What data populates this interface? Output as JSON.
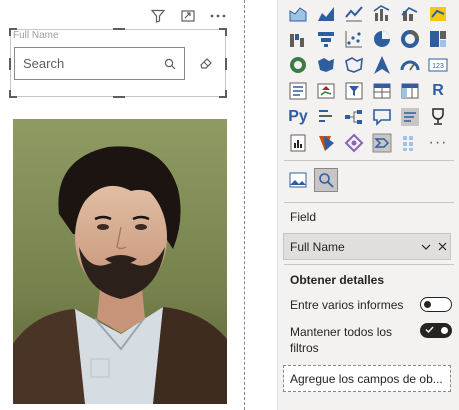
{
  "slicer": {
    "title": "Full Name",
    "search_placeholder": "Search"
  },
  "visual_header": {
    "icons": [
      "filter-icon",
      "focus-mode-icon",
      "more-options-icon"
    ]
  },
  "photo": {
    "description_icon": "person-photo"
  },
  "viz_pane": {
    "icons": [
      "stacked-area-chart",
      "area-chart",
      "line-chart",
      "line-clustered-column-chart",
      "line-stacked-column-chart",
      "ribbon-chart",
      "waterfall-chart",
      "funnel-chart",
      "scatter-chart",
      "pie-chart",
      "donut-chart",
      "treemap",
      "map",
      "filled-map",
      "shape-map",
      "azure-map",
      "gauge",
      "card",
      "multi-row-card",
      "kpi",
      "slicer",
      "table",
      "matrix",
      "r-visual",
      "python-visual",
      "key-influencers",
      "decomposition-tree",
      "qa-visual",
      "smart-narrative",
      "goals",
      "paginated-report",
      "power-apps",
      "power-automate",
      "custom-visual-a",
      "custom-visual-b",
      "more"
    ],
    "text_icons": {
      "r_visual": "R",
      "python_visual": "Py",
      "more": "···"
    },
    "format_buttons": [
      "format-visual-icon",
      "analytics-icon"
    ]
  },
  "field_section": {
    "label": "Field",
    "field_value": "Full Name"
  },
  "drillthrough": {
    "title": "Obtener detalles",
    "cross_report_label": "Entre varios informes",
    "cross_report_on": false,
    "keep_filters_label_line1": "Mantener todos los",
    "keep_filters_label_line2": "filtros",
    "keep_filters_on": true,
    "drop_placeholder": "Agregue los campos de ob..."
  },
  "colors": {
    "accent_blue": "#2f5e9e",
    "toggle_dark": "#252423",
    "panel_bg": "#f3f2f1"
  }
}
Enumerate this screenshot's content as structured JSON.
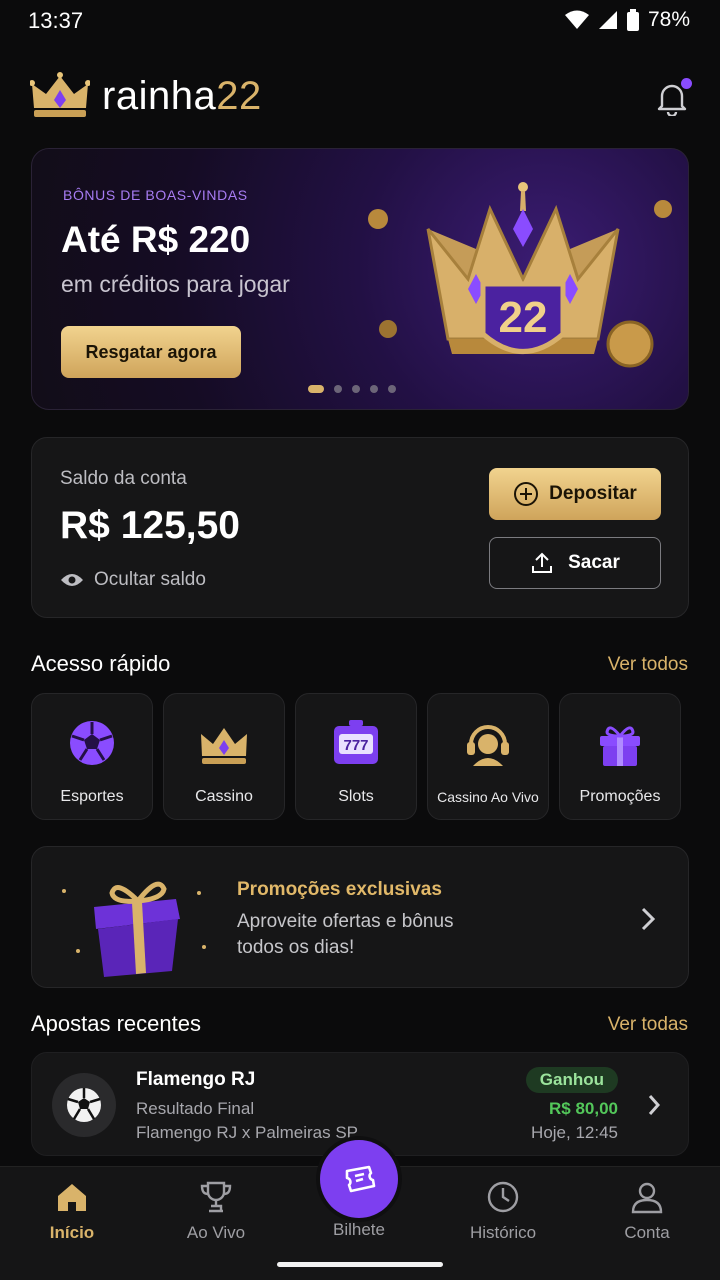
{
  "status_bar": {
    "time": "13:37",
    "battery": "78%"
  },
  "header": {
    "brand_main": "rainha",
    "brand_accent": "22"
  },
  "banner": {
    "eyebrow": "BÔNUS DE BOAS-VINDAS",
    "title": "Até R$ 220",
    "subtitle": "em créditos para jogar",
    "cta": "Resgatar agora",
    "crown_number": "22",
    "carousel_count": 4,
    "carousel_active_index": 0
  },
  "balance": {
    "label": "Saldo da conta",
    "amount": "R$ 125,50",
    "hide_label": "Ocultar saldo",
    "deposit_label": "Depositar",
    "withdraw_label": "Sacar"
  },
  "quick_access": {
    "title": "Acesso rápido",
    "link": "Ver todos",
    "items": [
      {
        "label": "Esportes",
        "icon": "soccer-ball-icon"
      },
      {
        "label": "Cassino",
        "icon": "crown-icon"
      },
      {
        "label": "Slots",
        "icon": "slot-machine-icon"
      },
      {
        "label": "Cassino Ao Vivo",
        "icon": "live-dealer-icon"
      },
      {
        "label": "Promoções",
        "icon": "gift-icon"
      }
    ]
  },
  "promo_card": {
    "title": "Promoções exclusivas",
    "text": "Aproveite ofertas e bônus todos os dias!"
  },
  "recent_bets": {
    "title": "Apostas recentes",
    "link": "Ver todas",
    "items": [
      {
        "team": "Flamengo RJ",
        "market": "Resultado Final",
        "match": "Flamengo RJ x Palmeiras SP",
        "status": "Ganhou",
        "amount": "R$ 80,00",
        "time": "Hoje, 12:45"
      }
    ]
  },
  "tab_bar": {
    "items": [
      {
        "label": "Início",
        "icon": "home-icon",
        "active": true
      },
      {
        "label": "Ao Vivo",
        "icon": "trophy-icon",
        "active": false
      },
      {
        "label": "Bilhete",
        "icon": "ticket-icon",
        "active": false
      },
      {
        "label": "Histórico",
        "icon": "clock-icon",
        "active": false
      },
      {
        "label": "Conta",
        "icon": "user-icon",
        "active": false
      }
    ]
  },
  "colors": {
    "accent_gold": "#d9b36a",
    "accent_purple": "#7d3ff0",
    "background": "#0b0b0c",
    "success": "#53c75a"
  }
}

# Short problem
Scan the listing above. Gather each line that contains the word "photo".

# Finished answer
  "photo": {
    "description_icon": "person-photo"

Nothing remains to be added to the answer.